▶ Exercise task: Draw out every line with the word "Health" from the listing below.

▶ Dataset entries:
▼
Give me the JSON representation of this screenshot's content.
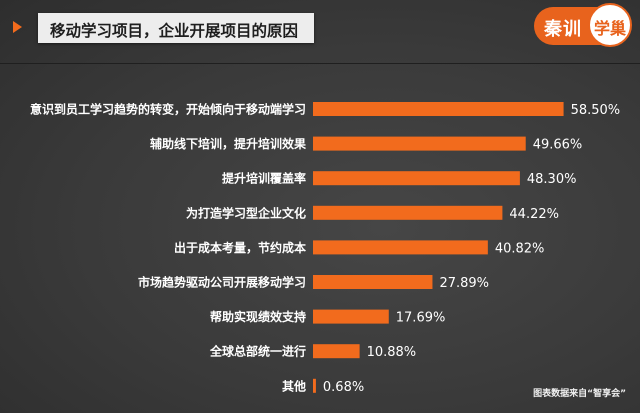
{
  "header": {
    "title": "移动学习项目，企业开展项目的原因"
  },
  "logo": {
    "part1": "秦训",
    "part2": "学巢"
  },
  "source_note": "图表数据来自“智享会”",
  "colors": {
    "bar": "#f26b1d",
    "background": "#3a3a3a",
    "label_text": "#ffffff"
  },
  "chart_data": {
    "type": "bar",
    "orientation": "horizontal",
    "title": "移动学习项目，企业开展项目的原因",
    "unit": "%",
    "categories": [
      "意识到员工学习趋势的转变，开始倾向于移动端学习",
      "辅助线下培训，提升培训效果",
      "提升培训覆盖率",
      "为打造学习型企业文化",
      "出于成本考量，节约成本",
      "市场趋势驱动公司开展移动学习",
      "帮助实现绩效支持",
      "全球总部统一进行",
      "其他"
    ],
    "values": [
      58.5,
      49.66,
      48.3,
      44.22,
      40.82,
      27.89,
      17.69,
      10.88,
      0.68
    ],
    "value_labels": [
      "58.50%",
      "49.66%",
      "48.30%",
      "44.22%",
      "40.82%",
      "27.89%",
      "17.69%",
      "10.88%",
      "0.68%"
    ],
    "xlim": [
      0,
      60
    ],
    "grid": false,
    "legend": "none"
  }
}
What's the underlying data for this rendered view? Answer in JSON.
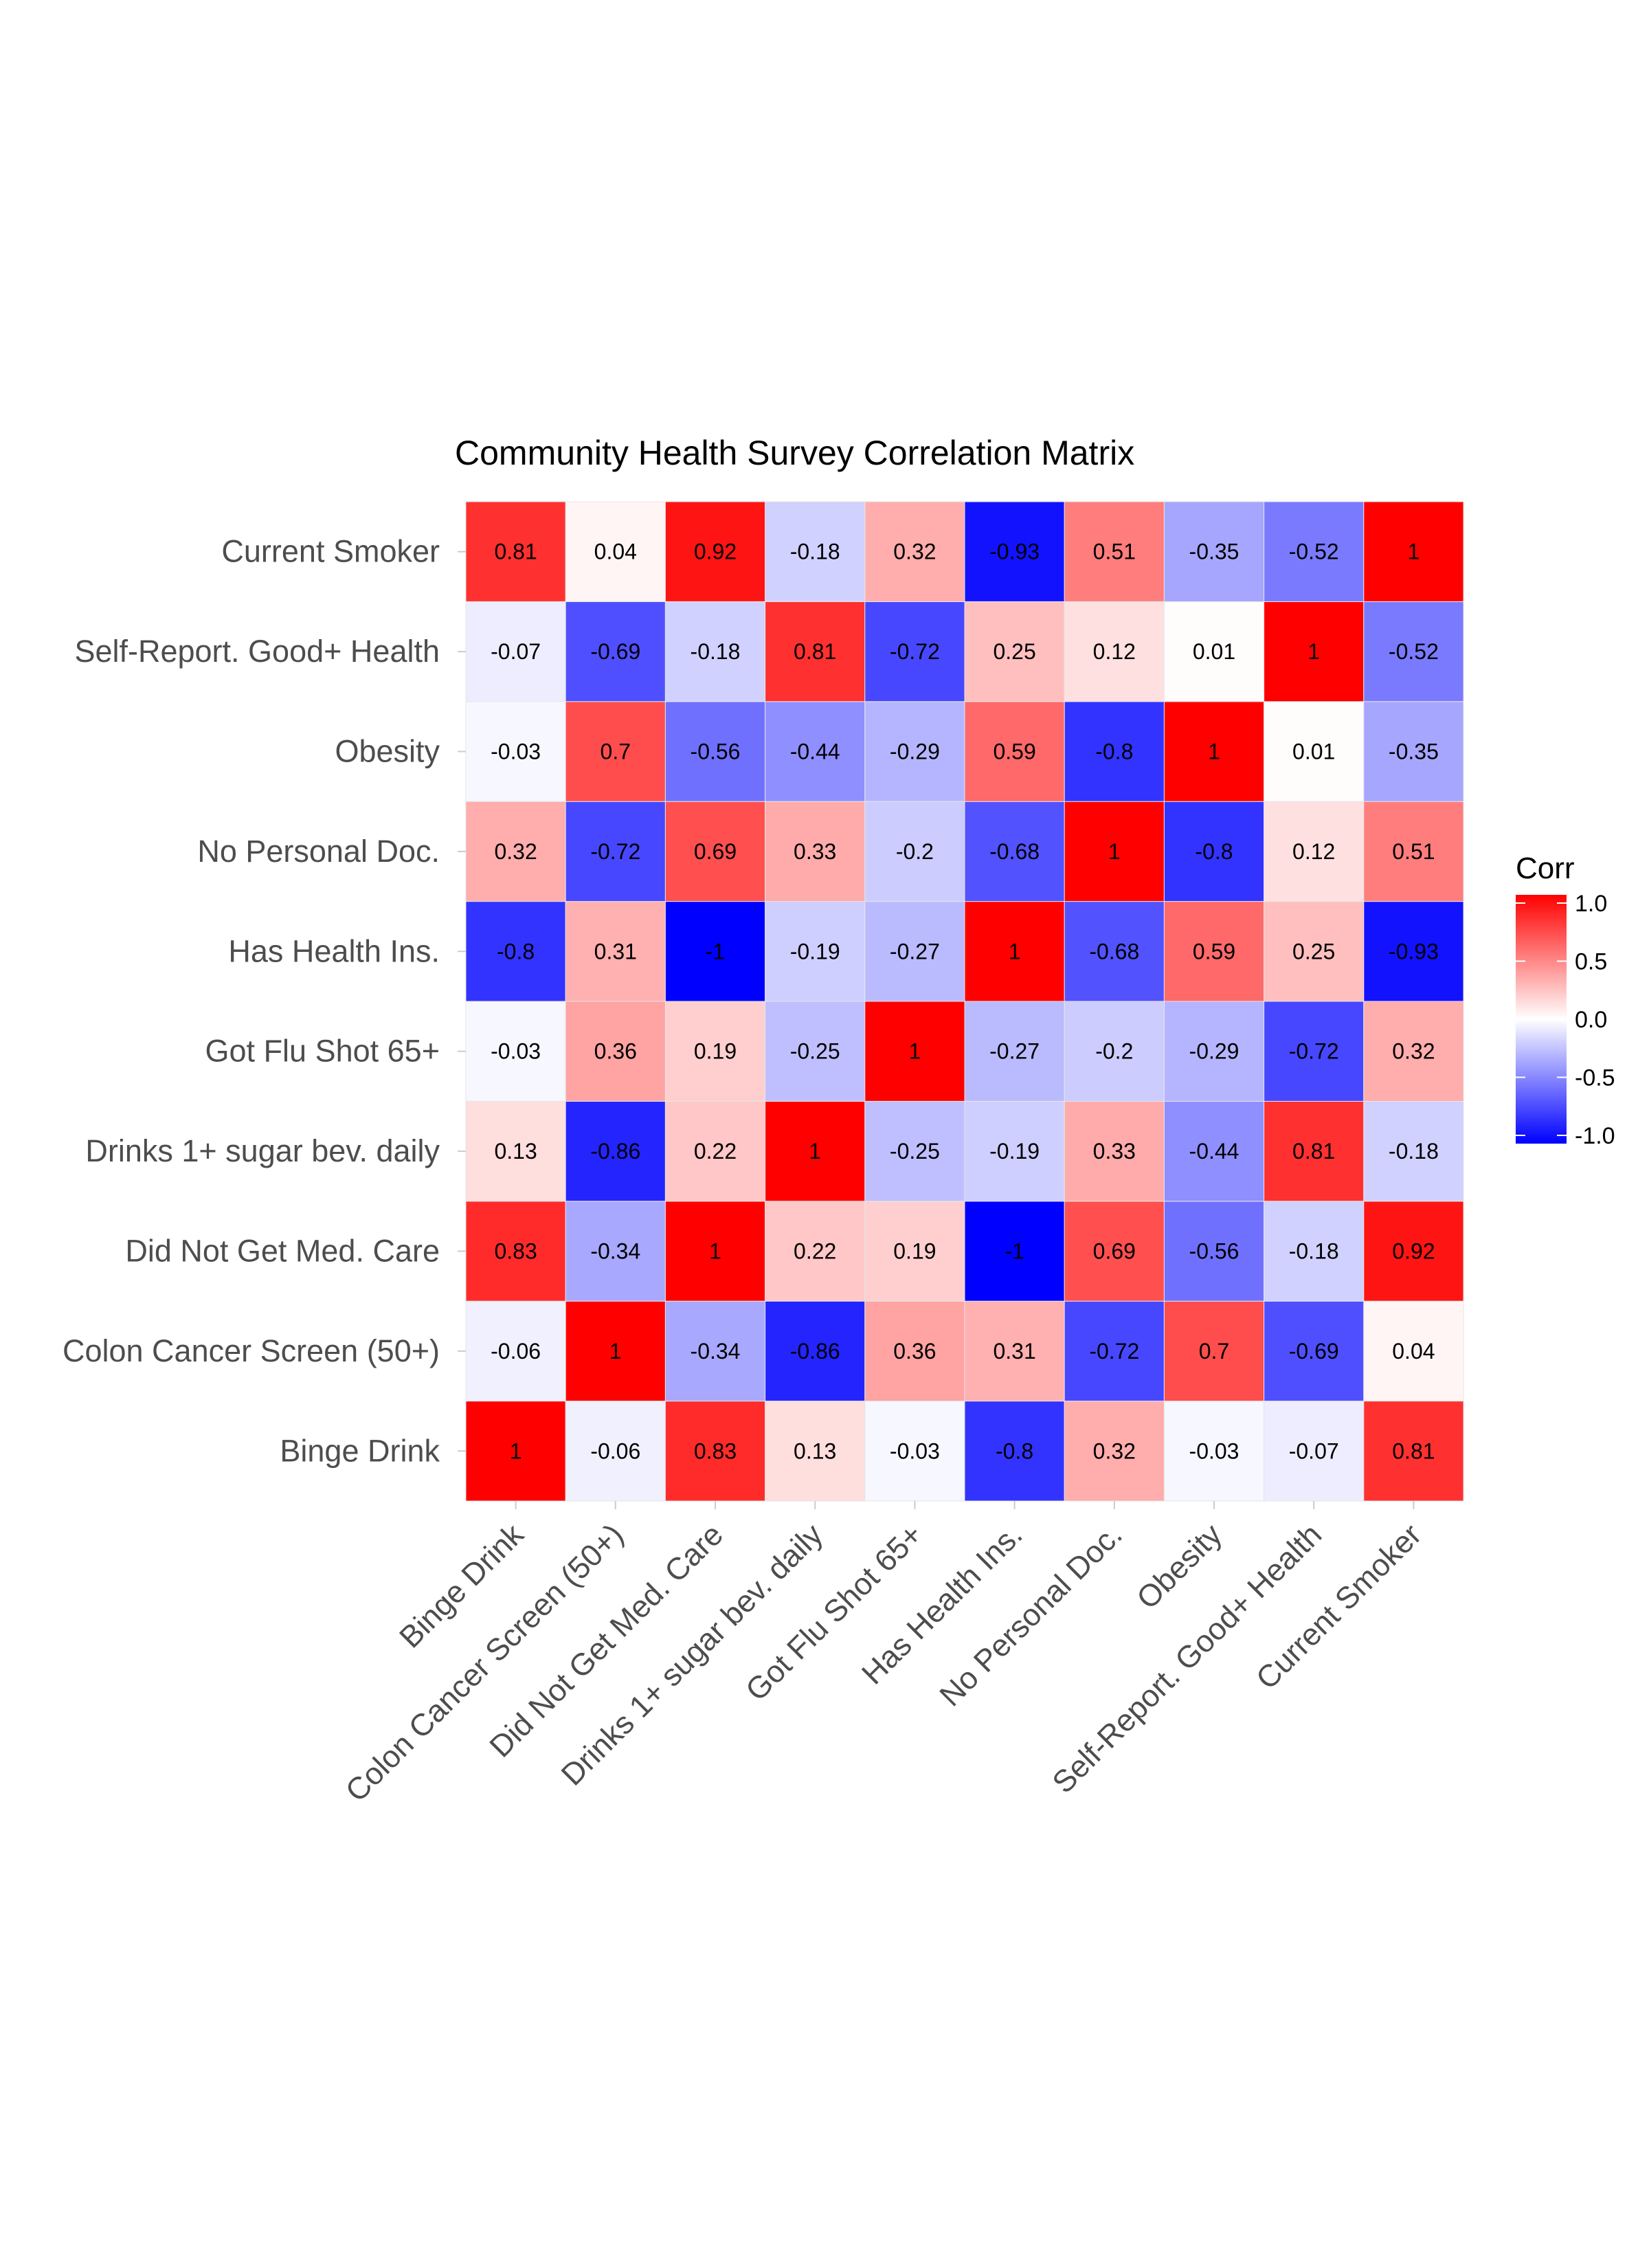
{
  "chart_data": {
    "type": "heatmap",
    "title": "Community Health Survey Correlation Matrix",
    "xlabel": "",
    "ylabel": "",
    "variables": [
      "Binge Drink",
      "Colon Cancer Screen (50+)",
      "Did Not Get Med. Care",
      "Drinks 1+ sugar bev. daily",
      "Got Flu Shot 65+",
      "Has Health Ins.",
      "No Personal Doc.",
      "Obesity",
      "Self-Report. Good+ Health",
      "Current Smoker"
    ],
    "matrix": [
      [
        1,
        -0.06,
        0.83,
        0.13,
        -0.03,
        -0.8,
        0.32,
        -0.03,
        -0.07,
        0.81
      ],
      [
        -0.06,
        1,
        -0.34,
        -0.86,
        0.36,
        0.31,
        -0.72,
        0.7,
        -0.69,
        0.04
      ],
      [
        0.83,
        -0.34,
        1,
        0.22,
        0.19,
        -1,
        0.69,
        -0.56,
        -0.18,
        0.92
      ],
      [
        0.13,
        -0.86,
        0.22,
        1,
        -0.25,
        -0.19,
        0.33,
        -0.44,
        0.81,
        -0.18
      ],
      [
        -0.03,
        0.36,
        0.19,
        -0.25,
        1,
        -0.27,
        -0.2,
        -0.29,
        -0.72,
        0.32
      ],
      [
        -0.8,
        0.31,
        -1,
        -0.19,
        -0.27,
        1,
        -0.68,
        0.59,
        0.25,
        -0.93
      ],
      [
        0.32,
        -0.72,
        0.69,
        0.33,
        -0.2,
        -0.68,
        1,
        -0.8,
        0.12,
        0.51
      ],
      [
        -0.03,
        0.7,
        -0.56,
        -0.44,
        -0.29,
        0.59,
        -0.8,
        1,
        0.01,
        -0.35
      ],
      [
        -0.07,
        -0.69,
        -0.18,
        0.81,
        -0.72,
        0.25,
        0.12,
        0.01,
        1,
        -0.52
      ],
      [
        0.81,
        0.04,
        0.92,
        -0.18,
        0.32,
        -0.93,
        0.51,
        -0.35,
        -0.52,
        1
      ]
    ],
    "color_scale": {
      "low": "#0000ff",
      "mid": "#ffffff",
      "high": "#ff0000",
      "limits": [
        -1,
        1
      ]
    },
    "legend": {
      "title": "Corr",
      "position": "right",
      "ticks": [
        1.0,
        0.5,
        0.0,
        -0.5,
        -1.0
      ],
      "tick_labels": [
        "1.0",
        "0.5",
        "0.0",
        "-0.5",
        "-1.0"
      ]
    },
    "grid": false
  }
}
▲
▶ Task output:
    "title": "Community Health Survey Correlation Matrix",
      "Has Health Ins.",
      "Self-Report. Good+ Health",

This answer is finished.